# YOUR INSTRUCTIONS
Say how many lines hold the string "true", and nothing more.
## start TASK DATA
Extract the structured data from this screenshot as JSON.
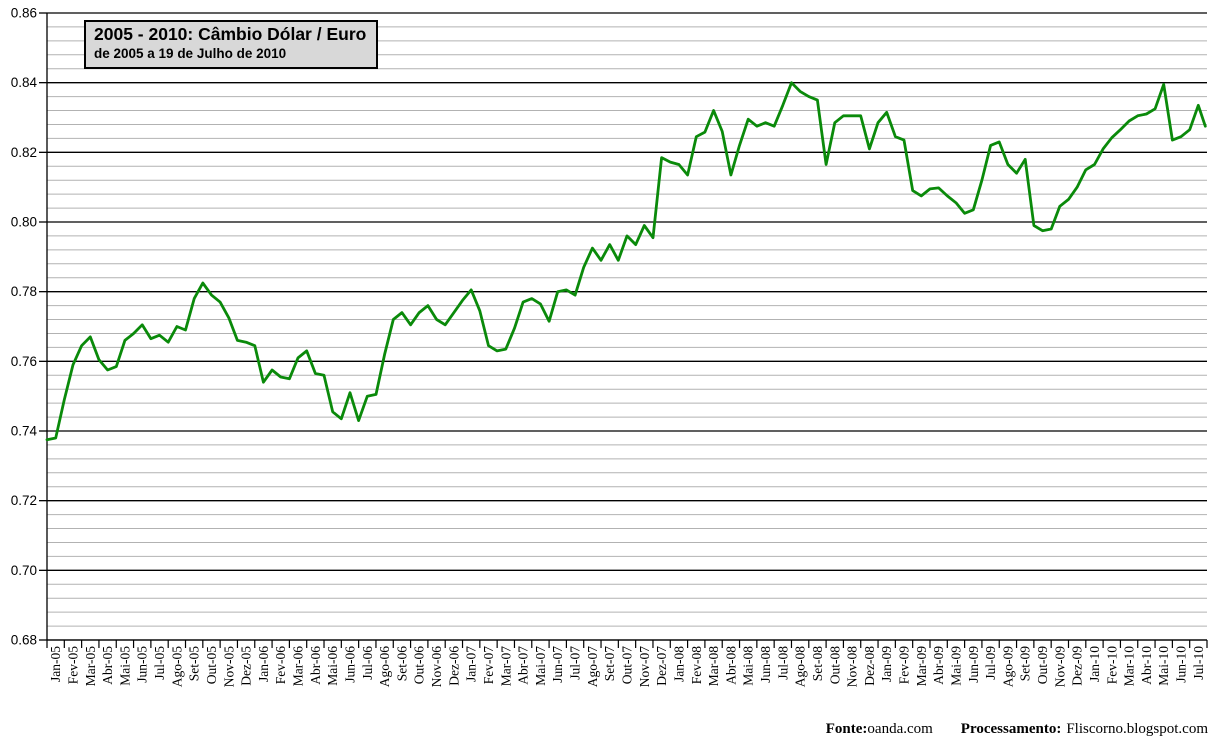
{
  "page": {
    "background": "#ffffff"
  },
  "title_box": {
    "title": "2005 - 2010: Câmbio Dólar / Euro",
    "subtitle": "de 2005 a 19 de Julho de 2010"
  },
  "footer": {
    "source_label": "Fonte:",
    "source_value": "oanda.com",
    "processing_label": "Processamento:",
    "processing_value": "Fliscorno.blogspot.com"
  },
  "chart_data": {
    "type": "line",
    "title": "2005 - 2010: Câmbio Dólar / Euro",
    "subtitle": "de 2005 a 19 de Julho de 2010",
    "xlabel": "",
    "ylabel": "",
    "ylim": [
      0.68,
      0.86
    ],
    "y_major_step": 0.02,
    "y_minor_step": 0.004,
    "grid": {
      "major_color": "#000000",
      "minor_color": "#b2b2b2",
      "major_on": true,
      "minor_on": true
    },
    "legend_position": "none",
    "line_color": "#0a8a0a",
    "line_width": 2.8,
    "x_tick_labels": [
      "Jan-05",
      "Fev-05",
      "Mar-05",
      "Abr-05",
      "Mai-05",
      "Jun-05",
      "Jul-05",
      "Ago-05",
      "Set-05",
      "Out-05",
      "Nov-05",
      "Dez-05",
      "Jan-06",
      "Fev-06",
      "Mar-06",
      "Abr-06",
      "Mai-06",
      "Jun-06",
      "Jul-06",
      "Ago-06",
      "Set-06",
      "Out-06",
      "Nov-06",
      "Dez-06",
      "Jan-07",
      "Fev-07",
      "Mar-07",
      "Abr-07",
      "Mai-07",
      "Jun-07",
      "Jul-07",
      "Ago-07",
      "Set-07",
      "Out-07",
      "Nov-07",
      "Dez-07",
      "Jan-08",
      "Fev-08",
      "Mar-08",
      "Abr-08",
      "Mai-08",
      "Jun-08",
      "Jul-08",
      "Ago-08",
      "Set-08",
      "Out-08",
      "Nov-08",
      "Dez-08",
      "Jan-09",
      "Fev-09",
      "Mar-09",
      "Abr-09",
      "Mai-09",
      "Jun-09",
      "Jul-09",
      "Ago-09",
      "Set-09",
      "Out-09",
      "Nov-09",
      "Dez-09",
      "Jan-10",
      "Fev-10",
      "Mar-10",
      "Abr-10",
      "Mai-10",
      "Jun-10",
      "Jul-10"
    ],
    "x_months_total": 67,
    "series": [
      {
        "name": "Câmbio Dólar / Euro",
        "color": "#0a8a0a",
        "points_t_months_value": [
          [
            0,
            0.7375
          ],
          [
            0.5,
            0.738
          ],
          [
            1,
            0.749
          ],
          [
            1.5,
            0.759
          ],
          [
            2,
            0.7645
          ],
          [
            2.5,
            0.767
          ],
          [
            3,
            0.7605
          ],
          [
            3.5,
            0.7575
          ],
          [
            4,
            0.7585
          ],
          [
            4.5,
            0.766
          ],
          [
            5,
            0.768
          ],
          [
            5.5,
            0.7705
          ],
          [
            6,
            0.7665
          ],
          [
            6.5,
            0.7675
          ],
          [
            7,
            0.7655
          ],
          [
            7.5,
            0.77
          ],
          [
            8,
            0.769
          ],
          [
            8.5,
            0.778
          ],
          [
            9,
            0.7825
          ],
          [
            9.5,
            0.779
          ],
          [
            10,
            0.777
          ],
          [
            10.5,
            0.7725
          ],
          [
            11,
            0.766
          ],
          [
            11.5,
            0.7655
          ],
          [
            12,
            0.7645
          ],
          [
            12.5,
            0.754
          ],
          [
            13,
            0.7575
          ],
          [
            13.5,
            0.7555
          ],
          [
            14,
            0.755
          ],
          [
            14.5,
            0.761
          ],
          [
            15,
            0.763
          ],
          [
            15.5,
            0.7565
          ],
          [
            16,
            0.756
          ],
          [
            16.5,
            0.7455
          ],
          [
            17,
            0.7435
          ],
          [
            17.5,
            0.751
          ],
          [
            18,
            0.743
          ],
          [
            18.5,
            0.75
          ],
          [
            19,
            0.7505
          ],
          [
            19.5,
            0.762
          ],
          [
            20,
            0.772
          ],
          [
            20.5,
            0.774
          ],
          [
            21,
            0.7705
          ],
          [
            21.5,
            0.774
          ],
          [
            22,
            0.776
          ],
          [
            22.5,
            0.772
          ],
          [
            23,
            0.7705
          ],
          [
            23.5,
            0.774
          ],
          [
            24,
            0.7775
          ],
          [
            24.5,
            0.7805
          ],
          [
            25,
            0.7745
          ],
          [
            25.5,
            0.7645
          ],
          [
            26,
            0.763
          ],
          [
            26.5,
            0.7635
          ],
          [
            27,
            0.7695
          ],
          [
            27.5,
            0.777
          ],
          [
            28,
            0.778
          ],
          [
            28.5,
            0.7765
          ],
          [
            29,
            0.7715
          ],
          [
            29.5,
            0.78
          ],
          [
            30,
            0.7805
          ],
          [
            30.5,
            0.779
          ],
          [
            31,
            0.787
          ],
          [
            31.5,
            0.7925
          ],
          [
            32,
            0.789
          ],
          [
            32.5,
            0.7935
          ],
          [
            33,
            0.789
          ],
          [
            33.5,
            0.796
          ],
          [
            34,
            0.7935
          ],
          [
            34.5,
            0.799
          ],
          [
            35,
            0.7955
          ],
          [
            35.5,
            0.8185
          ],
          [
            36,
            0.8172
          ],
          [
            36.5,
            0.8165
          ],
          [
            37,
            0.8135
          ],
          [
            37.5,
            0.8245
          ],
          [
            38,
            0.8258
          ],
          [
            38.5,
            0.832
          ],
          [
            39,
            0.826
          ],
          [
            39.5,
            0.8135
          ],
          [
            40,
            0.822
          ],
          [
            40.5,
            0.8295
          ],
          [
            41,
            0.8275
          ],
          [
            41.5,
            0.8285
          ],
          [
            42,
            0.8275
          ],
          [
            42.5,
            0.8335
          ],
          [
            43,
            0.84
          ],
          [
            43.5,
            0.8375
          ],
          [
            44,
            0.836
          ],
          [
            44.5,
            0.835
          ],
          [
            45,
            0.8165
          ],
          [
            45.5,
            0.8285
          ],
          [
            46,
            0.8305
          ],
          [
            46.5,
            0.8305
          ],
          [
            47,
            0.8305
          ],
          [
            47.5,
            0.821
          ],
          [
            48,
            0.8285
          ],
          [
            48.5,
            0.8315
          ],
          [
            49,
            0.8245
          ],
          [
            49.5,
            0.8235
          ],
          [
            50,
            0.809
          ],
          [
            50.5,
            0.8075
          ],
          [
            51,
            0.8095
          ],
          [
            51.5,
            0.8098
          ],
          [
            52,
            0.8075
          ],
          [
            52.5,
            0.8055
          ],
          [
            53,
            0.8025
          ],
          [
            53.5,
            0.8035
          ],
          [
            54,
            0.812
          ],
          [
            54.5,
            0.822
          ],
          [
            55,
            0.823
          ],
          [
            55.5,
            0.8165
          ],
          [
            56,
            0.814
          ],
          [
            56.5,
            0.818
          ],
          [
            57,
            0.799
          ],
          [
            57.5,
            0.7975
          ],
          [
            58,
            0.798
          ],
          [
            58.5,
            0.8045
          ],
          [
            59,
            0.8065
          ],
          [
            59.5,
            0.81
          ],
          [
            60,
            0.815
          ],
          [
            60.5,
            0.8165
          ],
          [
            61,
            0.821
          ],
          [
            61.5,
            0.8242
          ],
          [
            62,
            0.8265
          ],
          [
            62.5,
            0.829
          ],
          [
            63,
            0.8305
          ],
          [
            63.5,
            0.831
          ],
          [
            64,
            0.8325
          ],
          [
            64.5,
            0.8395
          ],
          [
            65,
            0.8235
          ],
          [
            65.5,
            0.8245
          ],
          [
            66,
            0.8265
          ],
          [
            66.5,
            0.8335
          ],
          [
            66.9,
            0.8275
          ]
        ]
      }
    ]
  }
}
## end TASK DATA
## start TASK DATA
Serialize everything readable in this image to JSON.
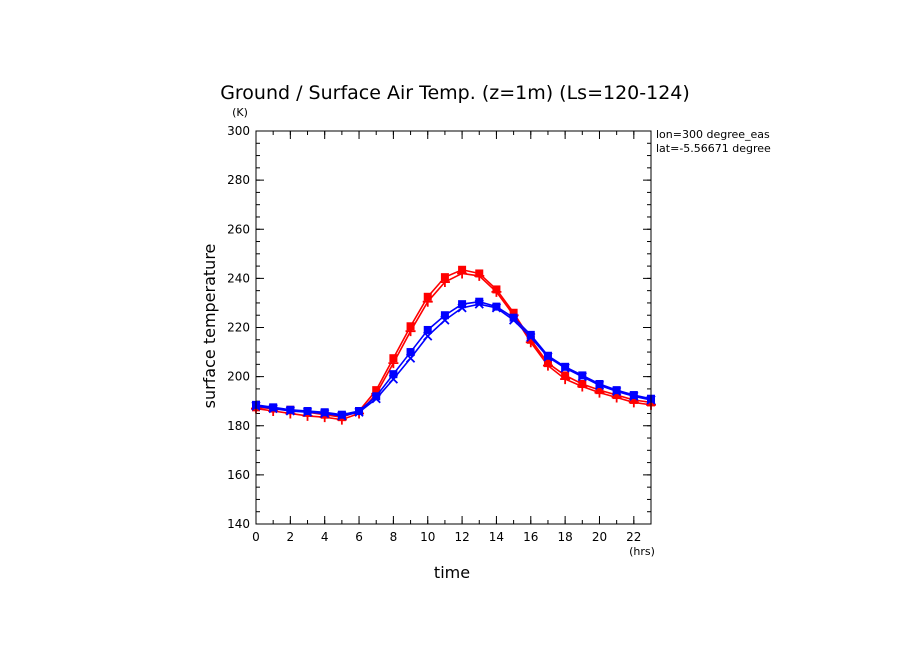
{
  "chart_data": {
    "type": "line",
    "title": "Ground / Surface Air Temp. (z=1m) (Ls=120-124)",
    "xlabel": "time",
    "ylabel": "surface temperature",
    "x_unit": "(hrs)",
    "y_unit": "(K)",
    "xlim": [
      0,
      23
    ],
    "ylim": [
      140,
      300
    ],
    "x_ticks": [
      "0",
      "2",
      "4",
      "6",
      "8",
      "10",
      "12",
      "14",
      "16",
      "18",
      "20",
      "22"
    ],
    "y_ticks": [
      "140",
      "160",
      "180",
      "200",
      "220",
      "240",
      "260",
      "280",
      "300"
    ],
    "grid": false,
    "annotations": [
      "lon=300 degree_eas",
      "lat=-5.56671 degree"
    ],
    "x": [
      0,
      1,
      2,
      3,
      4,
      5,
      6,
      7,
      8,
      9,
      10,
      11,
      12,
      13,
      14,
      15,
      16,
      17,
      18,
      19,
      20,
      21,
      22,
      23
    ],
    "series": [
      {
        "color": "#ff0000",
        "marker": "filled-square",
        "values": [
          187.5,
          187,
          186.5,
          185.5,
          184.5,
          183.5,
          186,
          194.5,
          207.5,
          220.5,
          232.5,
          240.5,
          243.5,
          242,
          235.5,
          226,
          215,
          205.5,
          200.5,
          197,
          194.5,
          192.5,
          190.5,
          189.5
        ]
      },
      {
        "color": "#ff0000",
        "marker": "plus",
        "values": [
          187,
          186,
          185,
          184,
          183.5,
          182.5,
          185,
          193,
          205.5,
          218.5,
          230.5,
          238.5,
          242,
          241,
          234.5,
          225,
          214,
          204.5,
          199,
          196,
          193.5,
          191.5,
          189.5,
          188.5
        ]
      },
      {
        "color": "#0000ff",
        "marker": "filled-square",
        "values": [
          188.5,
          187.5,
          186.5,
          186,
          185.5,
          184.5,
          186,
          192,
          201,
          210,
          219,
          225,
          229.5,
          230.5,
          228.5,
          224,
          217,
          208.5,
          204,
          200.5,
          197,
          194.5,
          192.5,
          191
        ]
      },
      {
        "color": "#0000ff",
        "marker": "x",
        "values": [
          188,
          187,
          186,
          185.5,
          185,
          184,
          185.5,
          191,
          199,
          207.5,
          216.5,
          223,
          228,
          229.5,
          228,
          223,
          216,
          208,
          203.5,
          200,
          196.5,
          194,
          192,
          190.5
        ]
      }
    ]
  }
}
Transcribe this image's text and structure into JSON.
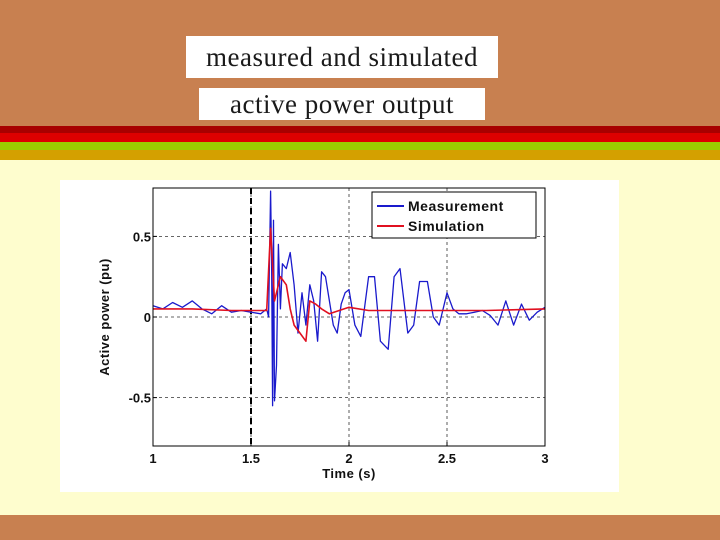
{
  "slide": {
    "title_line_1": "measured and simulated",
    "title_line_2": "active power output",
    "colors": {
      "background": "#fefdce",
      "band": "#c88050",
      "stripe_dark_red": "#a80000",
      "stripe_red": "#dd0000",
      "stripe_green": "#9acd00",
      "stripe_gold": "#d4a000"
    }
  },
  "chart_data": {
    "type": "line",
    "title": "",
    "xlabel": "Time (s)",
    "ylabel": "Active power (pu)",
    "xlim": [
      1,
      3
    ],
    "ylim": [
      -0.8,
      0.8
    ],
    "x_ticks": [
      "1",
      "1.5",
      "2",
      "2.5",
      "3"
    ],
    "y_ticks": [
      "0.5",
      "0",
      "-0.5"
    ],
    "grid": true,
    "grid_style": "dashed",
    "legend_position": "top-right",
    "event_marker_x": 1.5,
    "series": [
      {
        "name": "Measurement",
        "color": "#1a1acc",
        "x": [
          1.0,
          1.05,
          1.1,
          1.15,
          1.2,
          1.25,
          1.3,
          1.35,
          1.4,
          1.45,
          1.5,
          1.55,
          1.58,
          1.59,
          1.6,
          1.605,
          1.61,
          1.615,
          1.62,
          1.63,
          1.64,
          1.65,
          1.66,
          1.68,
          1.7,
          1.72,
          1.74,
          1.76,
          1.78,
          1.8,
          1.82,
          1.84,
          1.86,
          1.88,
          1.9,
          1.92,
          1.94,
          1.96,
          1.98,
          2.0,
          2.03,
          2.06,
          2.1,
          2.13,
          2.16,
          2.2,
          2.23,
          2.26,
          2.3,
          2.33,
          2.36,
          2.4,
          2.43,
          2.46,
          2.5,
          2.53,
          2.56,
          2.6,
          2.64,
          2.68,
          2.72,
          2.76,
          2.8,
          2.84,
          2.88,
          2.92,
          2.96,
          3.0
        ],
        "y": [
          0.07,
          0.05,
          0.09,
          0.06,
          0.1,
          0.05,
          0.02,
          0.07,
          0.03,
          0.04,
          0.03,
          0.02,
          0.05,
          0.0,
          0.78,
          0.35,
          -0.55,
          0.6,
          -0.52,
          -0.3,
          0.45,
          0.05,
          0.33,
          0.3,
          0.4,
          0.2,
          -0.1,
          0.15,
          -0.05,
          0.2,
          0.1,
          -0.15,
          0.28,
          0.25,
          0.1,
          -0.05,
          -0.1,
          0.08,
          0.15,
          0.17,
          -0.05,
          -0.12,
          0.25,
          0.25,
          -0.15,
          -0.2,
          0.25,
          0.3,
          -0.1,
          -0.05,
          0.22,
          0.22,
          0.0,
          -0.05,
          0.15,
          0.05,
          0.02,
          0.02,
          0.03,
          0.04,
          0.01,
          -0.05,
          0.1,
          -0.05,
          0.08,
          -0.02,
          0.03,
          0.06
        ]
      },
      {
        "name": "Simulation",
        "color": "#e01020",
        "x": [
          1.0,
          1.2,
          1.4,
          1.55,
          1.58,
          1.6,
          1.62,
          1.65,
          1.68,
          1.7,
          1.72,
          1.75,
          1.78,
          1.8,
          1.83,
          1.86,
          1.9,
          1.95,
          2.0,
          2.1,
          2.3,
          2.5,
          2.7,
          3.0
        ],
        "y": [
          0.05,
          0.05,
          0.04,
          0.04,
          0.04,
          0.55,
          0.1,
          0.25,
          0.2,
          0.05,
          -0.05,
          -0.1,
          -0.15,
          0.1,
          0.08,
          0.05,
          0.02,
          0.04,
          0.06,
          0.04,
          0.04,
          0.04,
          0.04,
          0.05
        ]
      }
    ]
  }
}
## end TASK DATA
# FULL SOLUTION
3